What you need to do:
Lines that include the word "panel" are the ones to copy.

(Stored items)
▼

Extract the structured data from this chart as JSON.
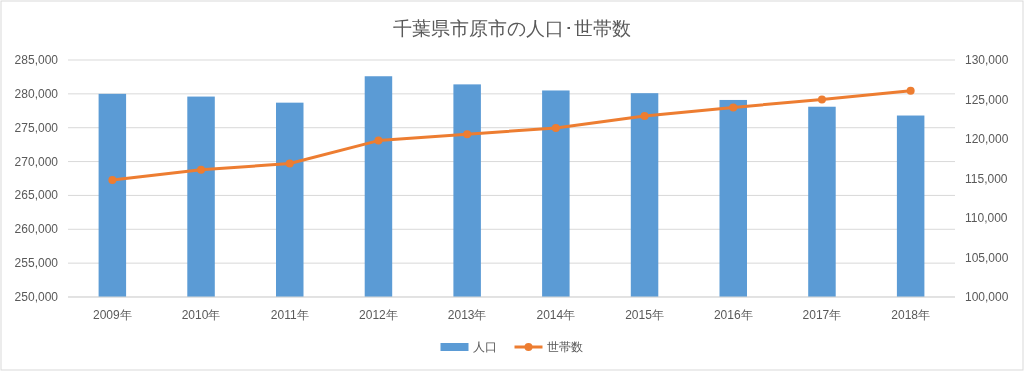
{
  "chart_data": {
    "type": "bar",
    "title": "千葉県市原市の人口･世帯数",
    "categories": [
      "2009年",
      "2010年",
      "2011年",
      "2012年",
      "2013年",
      "2014年",
      "2015年",
      "2016年",
      "2017年",
      "2018年"
    ],
    "series": [
      {
        "name": "人口",
        "color": "#5b9bd5",
        "values": [
          280000,
          279600,
          278700,
          282600,
          281400,
          280500,
          280100,
          279100,
          278100,
          276800
        ]
      },
      {
        "name": "世帯数",
        "type": "line",
        "axis": "y2",
        "marker": "circle",
        "color": "#ed7d31",
        "values": [
          114800,
          116100,
          116900,
          119800,
          120600,
          121400,
          122900,
          124000,
          125000,
          126100
        ]
      }
    ],
    "ylim": [
      250000,
      285000
    ],
    "yticks": [
      {
        "value": 250000,
        "label": "250,000"
      },
      {
        "value": 255000,
        "label": "255,000"
      },
      {
        "value": 260000,
        "label": "260,000"
      },
      {
        "value": 265000,
        "label": "265,000"
      },
      {
        "value": 270000,
        "label": "270,000"
      },
      {
        "value": 275000,
        "label": "275,000"
      },
      {
        "value": 280000,
        "label": "280,000"
      },
      {
        "value": 285000,
        "label": "285,000"
      }
    ],
    "y2lim": [
      100000,
      130000
    ],
    "y2ticks": [
      {
        "value": 100000,
        "label": "100,000"
      },
      {
        "value": 105000,
        "label": "105,000"
      },
      {
        "value": 110000,
        "label": "110,000"
      },
      {
        "value": 115000,
        "label": "115,000"
      },
      {
        "value": 120000,
        "label": "120,000"
      },
      {
        "value": 125000,
        "label": "125,000"
      },
      {
        "value": 130000,
        "label": "130,000"
      }
    ],
    "grid": "y",
    "legend": "bottom"
  }
}
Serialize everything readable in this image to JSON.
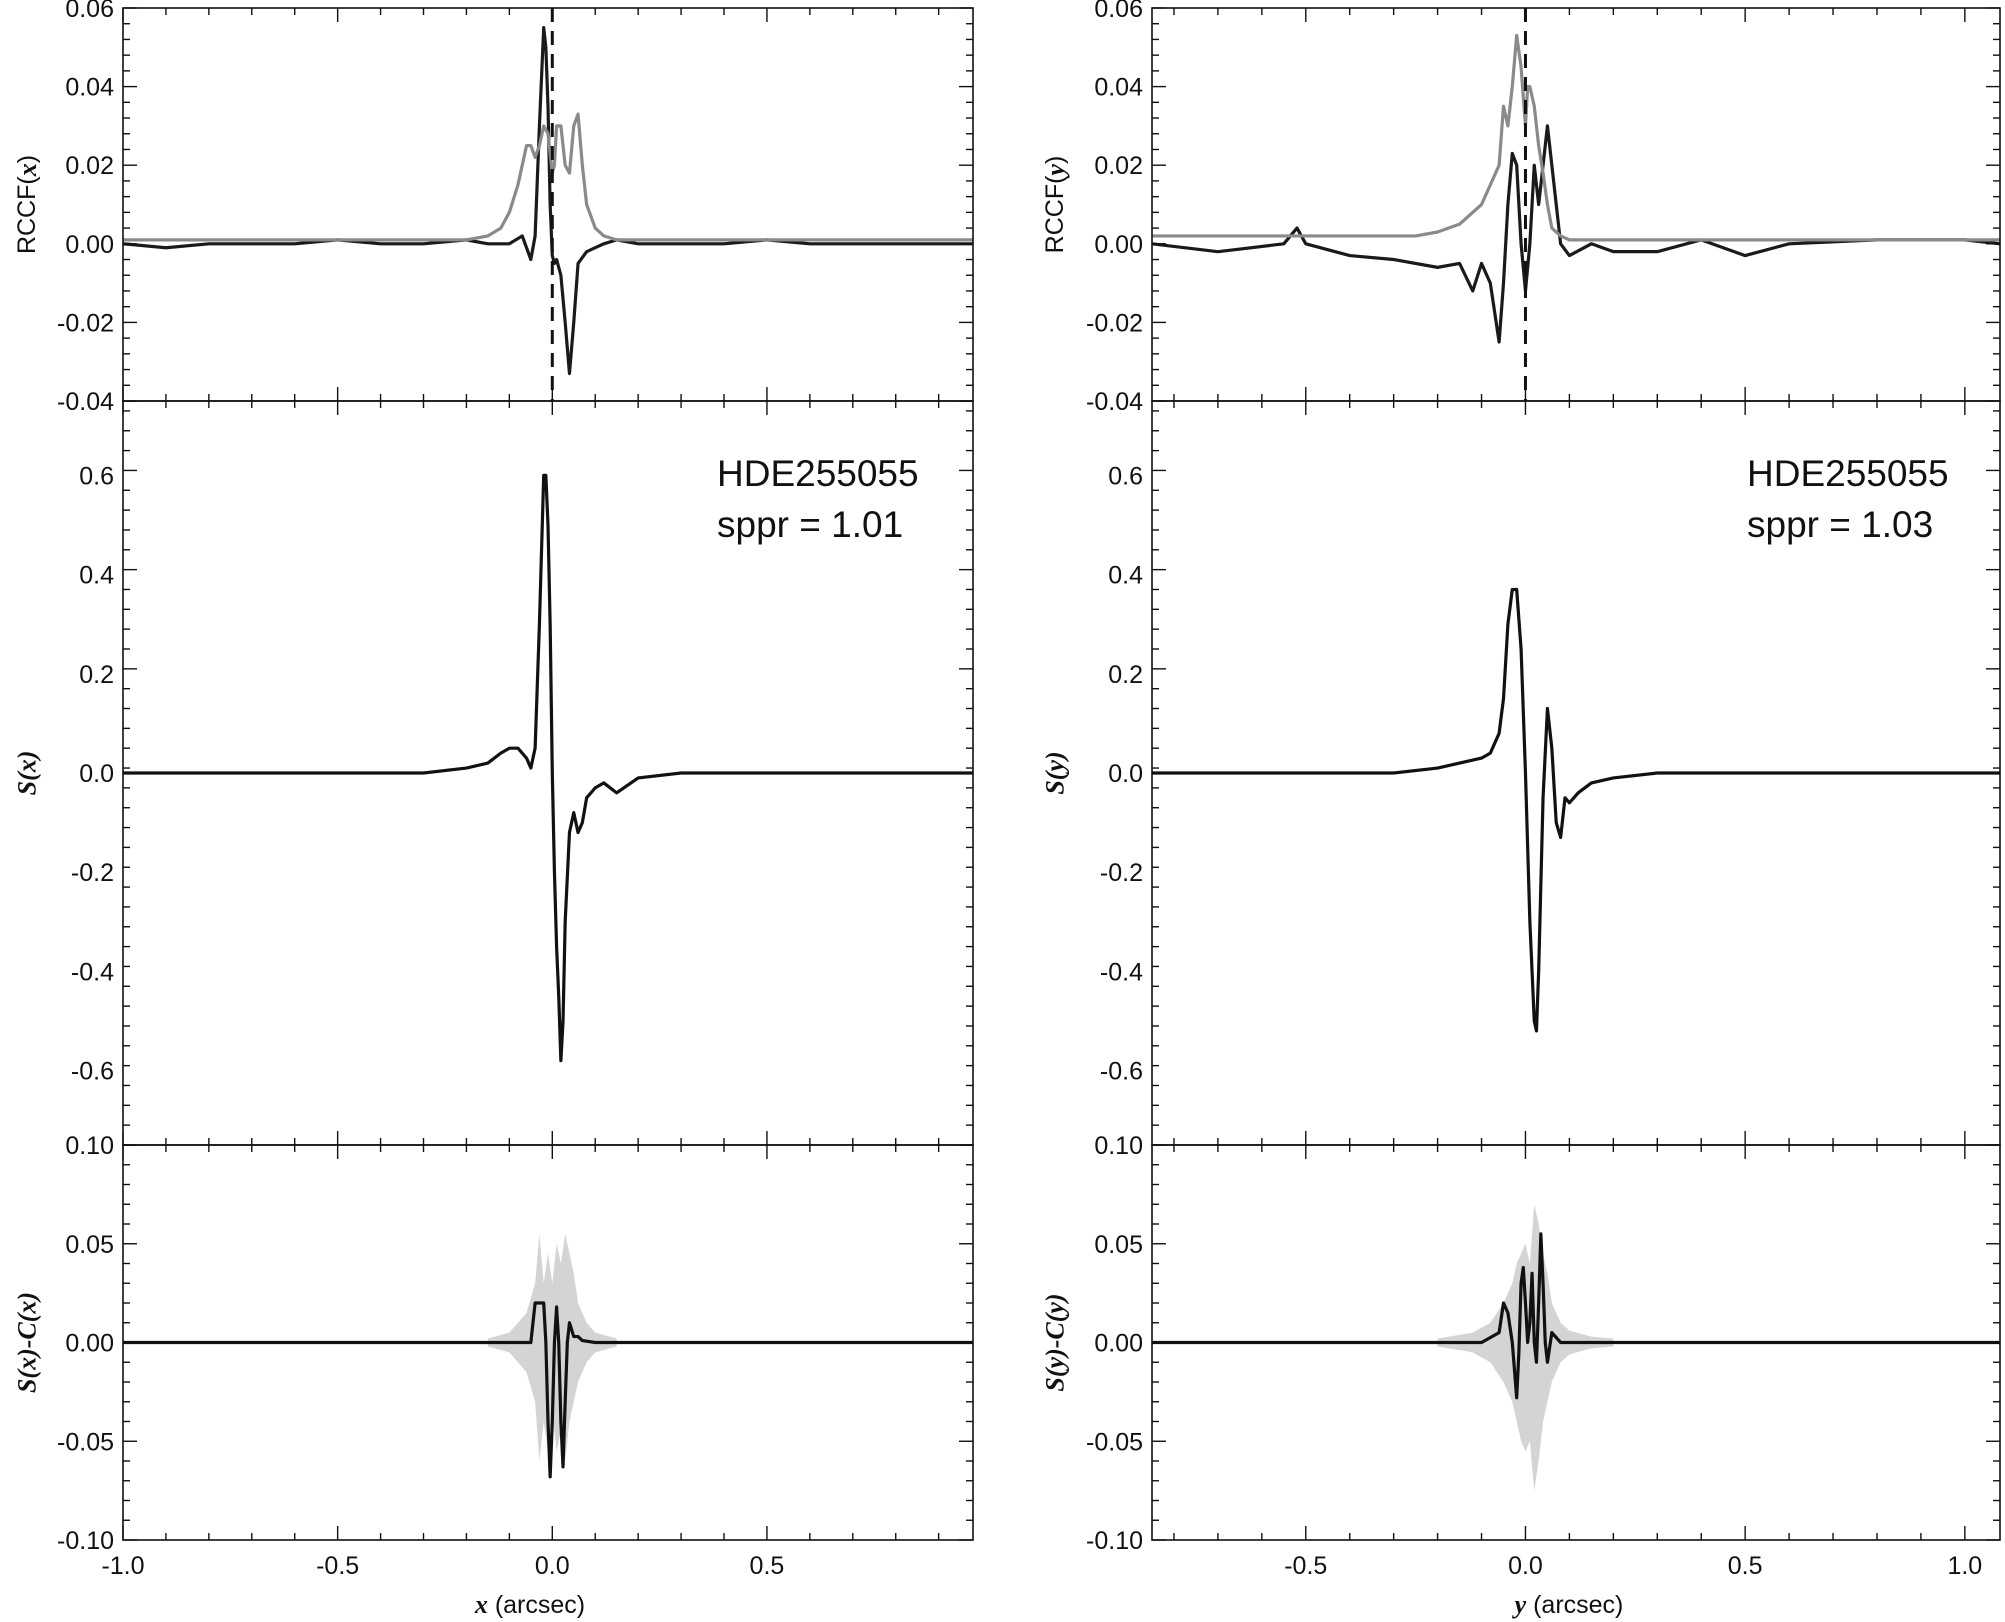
{
  "chart_data": [
    {
      "type": "line",
      "panel": "left-top",
      "ylabel": "RCCF(x)",
      "ylabel_parts": [
        "RCCF(",
        "x",
        ")"
      ],
      "xlim": [
        -1.0,
        0.98
      ],
      "ylim": [
        -0.04,
        0.06
      ],
      "yticks": [
        -0.04,
        -0.02,
        0.0,
        0.02,
        0.04,
        0.06
      ],
      "ytick_labels": [
        "-0.04",
        "-0.02",
        "0.00",
        "0.02",
        "0.04",
        "0.06"
      ],
      "reference_line": {
        "x": 0.0,
        "style": "dashed"
      },
      "series": [
        {
          "color": "#1a1a1a",
          "x": [
            -1.0,
            -0.9,
            -0.8,
            -0.7,
            -0.6,
            -0.5,
            -0.4,
            -0.3,
            -0.2,
            -0.15,
            -0.1,
            -0.07,
            -0.05,
            -0.04,
            -0.03,
            -0.02,
            -0.015,
            -0.01,
            -0.005,
            0.0,
            0.005,
            0.01,
            0.02,
            0.03,
            0.04,
            0.05,
            0.06,
            0.08,
            0.1,
            0.12,
            0.15,
            0.2,
            0.3,
            0.4,
            0.5,
            0.6,
            0.7,
            0.8,
            0.9,
            0.98
          ],
          "y": [
            0.0,
            -0.001,
            0.0,
            0.0,
            0.0,
            0.001,
            0.0,
            0.0,
            0.001,
            0.0,
            0.0,
            0.002,
            -0.004,
            0.002,
            0.03,
            0.055,
            0.05,
            0.035,
            0.01,
            -0.003,
            -0.005,
            -0.004,
            -0.008,
            -0.02,
            -0.033,
            -0.02,
            -0.005,
            -0.002,
            -0.001,
            0.0,
            0.001,
            0.0,
            0.0,
            0.0,
            0.001,
            0.0,
            0.0,
            0.0,
            0.0,
            0.0
          ]
        },
        {
          "color": "#8a8a8a",
          "x": [
            -1.0,
            -0.8,
            -0.6,
            -0.4,
            -0.2,
            -0.15,
            -0.12,
            -0.1,
            -0.08,
            -0.06,
            -0.05,
            -0.04,
            -0.03,
            -0.02,
            -0.01,
            0.0,
            0.005,
            0.01,
            0.02,
            0.03,
            0.04,
            0.05,
            0.06,
            0.07,
            0.08,
            0.1,
            0.12,
            0.15,
            0.2,
            0.3,
            0.5,
            0.7,
            0.98
          ],
          "y": [
            0.001,
            0.001,
            0.001,
            0.001,
            0.001,
            0.002,
            0.004,
            0.008,
            0.015,
            0.025,
            0.025,
            0.022,
            0.025,
            0.03,
            0.028,
            0.018,
            0.02,
            0.03,
            0.03,
            0.02,
            0.018,
            0.03,
            0.033,
            0.02,
            0.01,
            0.004,
            0.002,
            0.001,
            0.001,
            0.001,
            0.001,
            0.001,
            0.001
          ]
        }
      ]
    },
    {
      "type": "line",
      "panel": "left-middle",
      "ylabel": "S(x)",
      "xlim": [
        -1.0,
        0.98
      ],
      "ylim": [
        -0.75,
        0.75
      ],
      "yticks": [
        -0.6,
        -0.4,
        -0.2,
        0.0,
        0.2,
        0.4,
        0.6
      ],
      "ytick_labels": [
        "-0.6",
        "-0.4",
        "-0.2",
        "0.0",
        "0.2",
        "0.4",
        "0.6"
      ],
      "annotations": [
        "HDE255055",
        "sppr = 1.01"
      ],
      "series": [
        {
          "color": "#111111",
          "x": [
            -1.0,
            -0.8,
            -0.6,
            -0.4,
            -0.3,
            -0.2,
            -0.15,
            -0.12,
            -0.1,
            -0.08,
            -0.06,
            -0.05,
            -0.04,
            -0.03,
            -0.02,
            -0.015,
            -0.01,
            -0.005,
            0.0,
            0.005,
            0.01,
            0.015,
            0.02,
            0.025,
            0.03,
            0.04,
            0.05,
            0.06,
            0.07,
            0.08,
            0.1,
            0.12,
            0.15,
            0.2,
            0.3,
            0.5,
            0.7,
            0.98
          ],
          "y": [
            0.0,
            0.0,
            0.0,
            0.0,
            0.0,
            0.01,
            0.02,
            0.04,
            0.05,
            0.05,
            0.03,
            0.01,
            0.05,
            0.3,
            0.6,
            0.6,
            0.5,
            0.3,
            0.0,
            -0.2,
            -0.35,
            -0.45,
            -0.58,
            -0.5,
            -0.3,
            -0.12,
            -0.08,
            -0.12,
            -0.1,
            -0.05,
            -0.03,
            -0.02,
            -0.04,
            -0.01,
            0.0,
            0.0,
            0.0,
            0.0
          ]
        }
      ]
    },
    {
      "type": "area",
      "panel": "left-bottom",
      "ylabel": "S(x)-C(x)",
      "xlabel": "x (arcsec)",
      "xlabel_parts": [
        "x",
        " (arcsec)"
      ],
      "xlim": [
        -1.0,
        0.98
      ],
      "ylim": [
        -0.1,
        0.1
      ],
      "yticks": [
        -0.1,
        -0.05,
        0.0,
        0.05,
        0.1
      ],
      "ytick_labels": [
        "-0.10",
        "-0.05",
        "0.00",
        "0.05",
        "0.10"
      ],
      "xticks": [
        -1.0,
        -0.5,
        0.0,
        0.5
      ],
      "xtick_labels": [
        "-1.0",
        "-0.5",
        "0.0",
        "0.5"
      ],
      "band": {
        "color": "#d4d4d4",
        "x": [
          -0.15,
          -0.1,
          -0.06,
          -0.04,
          -0.03,
          -0.02,
          -0.01,
          0.0,
          0.01,
          0.02,
          0.03,
          0.04,
          0.05,
          0.06,
          0.08,
          0.1,
          0.15
        ],
        "upper": [
          0.002,
          0.005,
          0.015,
          0.03,
          0.055,
          0.03,
          0.045,
          0.03,
          0.05,
          0.04,
          0.055,
          0.045,
          0.035,
          0.02,
          0.01,
          0.005,
          0.002
        ],
        "lower": [
          -0.002,
          -0.005,
          -0.015,
          -0.03,
          -0.06,
          -0.04,
          -0.055,
          -0.035,
          -0.055,
          -0.045,
          -0.06,
          -0.04,
          -0.03,
          -0.02,
          -0.01,
          -0.005,
          -0.002
        ]
      },
      "series": [
        {
          "color": "#111111",
          "x": [
            -1.0,
            -0.8,
            -0.6,
            -0.4,
            -0.2,
            -0.1,
            -0.05,
            -0.04,
            -0.03,
            -0.02,
            -0.015,
            -0.01,
            -0.005,
            0.0,
            0.005,
            0.01,
            0.015,
            0.02,
            0.025,
            0.03,
            0.035,
            0.04,
            0.05,
            0.06,
            0.07,
            0.1,
            0.15,
            0.3,
            0.5,
            0.7,
            0.98
          ],
          "y": [
            0.0,
            0.0,
            0.0,
            0.0,
            0.0,
            0.0,
            0.0,
            0.02,
            0.02,
            0.02,
            0.0,
            -0.04,
            -0.068,
            -0.04,
            0.0,
            0.018,
            0.0,
            -0.04,
            -0.063,
            -0.03,
            0.0,
            0.01,
            0.003,
            0.003,
            0.001,
            0.0,
            0.0,
            0.0,
            0.0,
            0.0,
            0.0
          ]
        }
      ]
    },
    {
      "type": "line",
      "panel": "right-top",
      "ylabel": "RCCF(y)",
      "ylabel_parts": [
        "RCCF(",
        "y",
        ")"
      ],
      "xlim": [
        -0.85,
        1.08
      ],
      "ylim": [
        -0.04,
        0.06
      ],
      "yticks": [
        -0.04,
        -0.02,
        0.0,
        0.02,
        0.04,
        0.06
      ],
      "ytick_labels": [
        "-0.04",
        "-0.02",
        "0.00",
        "0.02",
        "0.04",
        "0.06"
      ],
      "reference_line": {
        "x": 0.0,
        "style": "dashed"
      },
      "series": [
        {
          "color": "#1a1a1a",
          "x": [
            -0.85,
            -0.7,
            -0.55,
            -0.52,
            -0.5,
            -0.4,
            -0.3,
            -0.2,
            -0.15,
            -0.12,
            -0.1,
            -0.08,
            -0.06,
            -0.05,
            -0.04,
            -0.03,
            -0.02,
            -0.01,
            0.0,
            0.01,
            0.02,
            0.03,
            0.04,
            0.05,
            0.06,
            0.08,
            0.1,
            0.15,
            0.2,
            0.3,
            0.4,
            0.5,
            0.6,
            0.8,
            1.0,
            1.08
          ],
          "y": [
            0.0,
            -0.002,
            0.0,
            0.004,
            0.0,
            -0.003,
            -0.004,
            -0.006,
            -0.005,
            -0.012,
            -0.005,
            -0.01,
            -0.025,
            -0.01,
            0.01,
            0.023,
            0.02,
            0.0,
            -0.012,
            0.0,
            0.02,
            0.01,
            0.02,
            0.03,
            0.02,
            0.0,
            -0.003,
            0.0,
            -0.002,
            -0.002,
            0.001,
            -0.003,
            0.0,
            0.001,
            0.001,
            0.0
          ]
        },
        {
          "color": "#8a8a8a",
          "x": [
            -0.85,
            -0.6,
            -0.4,
            -0.25,
            -0.2,
            -0.15,
            -0.1,
            -0.08,
            -0.06,
            -0.05,
            -0.04,
            -0.03,
            -0.02,
            -0.01,
            0.0,
            0.005,
            0.01,
            0.02,
            0.03,
            0.04,
            0.05,
            0.06,
            0.08,
            0.1,
            0.15,
            0.2,
            0.3,
            0.5,
            0.7,
            0.9,
            1.08
          ],
          "y": [
            0.002,
            0.002,
            0.002,
            0.002,
            0.003,
            0.005,
            0.01,
            0.015,
            0.02,
            0.035,
            0.03,
            0.04,
            0.053,
            0.045,
            0.03,
            0.04,
            0.04,
            0.035,
            0.025,
            0.018,
            0.01,
            0.004,
            0.002,
            0.001,
            0.001,
            0.001,
            0.001,
            0.001,
            0.001,
            0.001,
            0.001
          ]
        }
      ]
    },
    {
      "type": "line",
      "panel": "right-middle",
      "ylabel": "S(y)",
      "xlim": [
        -0.85,
        1.08
      ],
      "ylim": [
        -0.75,
        0.75
      ],
      "yticks": [
        -0.6,
        -0.4,
        -0.2,
        0.0,
        0.2,
        0.4,
        0.6
      ],
      "ytick_labels": [
        "-0.6",
        "-0.4",
        "-0.2",
        "0.0",
        "0.2",
        "0.4",
        "0.6"
      ],
      "annotations": [
        "HDE255055",
        "sppr = 1.03"
      ],
      "series": [
        {
          "color": "#111111",
          "x": [
            -0.85,
            -0.6,
            -0.4,
            -0.3,
            -0.2,
            -0.15,
            -0.1,
            -0.08,
            -0.06,
            -0.05,
            -0.04,
            -0.03,
            -0.02,
            -0.01,
            0.0,
            0.01,
            0.02,
            0.025,
            0.03,
            0.04,
            0.05,
            0.06,
            0.07,
            0.08,
            0.09,
            0.1,
            0.12,
            0.15,
            0.2,
            0.3,
            0.5,
            0.7,
            1.08
          ],
          "y": [
            0.0,
            0.0,
            0.0,
            0.0,
            0.01,
            0.02,
            0.03,
            0.04,
            0.08,
            0.15,
            0.3,
            0.37,
            0.37,
            0.25,
            0.0,
            -0.3,
            -0.5,
            -0.52,
            -0.4,
            -0.05,
            0.13,
            0.05,
            -0.1,
            -0.13,
            -0.05,
            -0.06,
            -0.04,
            -0.02,
            -0.01,
            0.0,
            0.0,
            0.0,
            0.0
          ]
        }
      ]
    },
    {
      "type": "area",
      "panel": "right-bottom",
      "ylabel": "S(y)-C(y)",
      "xlabel": "y (arcsec)",
      "xlabel_parts": [
        "y",
        " (arcsec)"
      ],
      "xlim": [
        -0.85,
        1.08
      ],
      "ylim": [
        -0.1,
        0.1
      ],
      "yticks": [
        -0.1,
        -0.05,
        0.0,
        0.05,
        0.1
      ],
      "ytick_labels": [
        "-0.10",
        "-0.05",
        "0.00",
        "0.05",
        "0.10"
      ],
      "xticks": [
        -0.5,
        0.0,
        0.5,
        1.0
      ],
      "xtick_labels": [
        "-0.5",
        "0.0",
        "0.5",
        "1.0"
      ],
      "band": {
        "color": "#d4d4d4",
        "x": [
          -0.2,
          -0.12,
          -0.08,
          -0.05,
          -0.03,
          -0.02,
          -0.01,
          0.0,
          0.01,
          0.02,
          0.03,
          0.04,
          0.05,
          0.06,
          0.08,
          0.1,
          0.15,
          0.2
        ],
        "upper": [
          0.002,
          0.005,
          0.01,
          0.02,
          0.03,
          0.04,
          0.045,
          0.05,
          0.04,
          0.07,
          0.06,
          0.045,
          0.035,
          0.02,
          0.01,
          0.006,
          0.003,
          0.002
        ],
        "lower": [
          -0.002,
          -0.005,
          -0.01,
          -0.02,
          -0.03,
          -0.04,
          -0.05,
          -0.055,
          -0.05,
          -0.075,
          -0.06,
          -0.04,
          -0.03,
          -0.02,
          -0.01,
          -0.006,
          -0.003,
          -0.002
        ]
      },
      "series": [
        {
          "color": "#111111",
          "x": [
            -0.85,
            -0.6,
            -0.4,
            -0.2,
            -0.1,
            -0.06,
            -0.05,
            -0.04,
            -0.03,
            -0.02,
            -0.015,
            -0.01,
            -0.005,
            0.0,
            0.005,
            0.01,
            0.015,
            0.02,
            0.025,
            0.03,
            0.035,
            0.04,
            0.045,
            0.05,
            0.06,
            0.08,
            0.1,
            0.2,
            0.4,
            0.6,
            0.8,
            1.08
          ],
          "y": [
            0.0,
            0.0,
            0.0,
            0.0,
            0.0,
            0.005,
            0.02,
            0.015,
            0.0,
            -0.028,
            -0.005,
            0.03,
            0.038,
            0.02,
            0.0,
            0.01,
            0.035,
            0.0,
            -0.01,
            0.02,
            0.055,
            0.03,
            0.0,
            -0.01,
            0.005,
            0.0,
            0.0,
            0.0,
            0.0,
            0.0,
            0.0,
            0.0
          ]
        }
      ]
    }
  ]
}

▲

Answer for the task:
      "panel": "left-top",
      "panel": "left-middle",
      "panel": "left-bottom",
      "panel": "right-top",
      "panel": "right-middle",
      "panel": "right-bottom",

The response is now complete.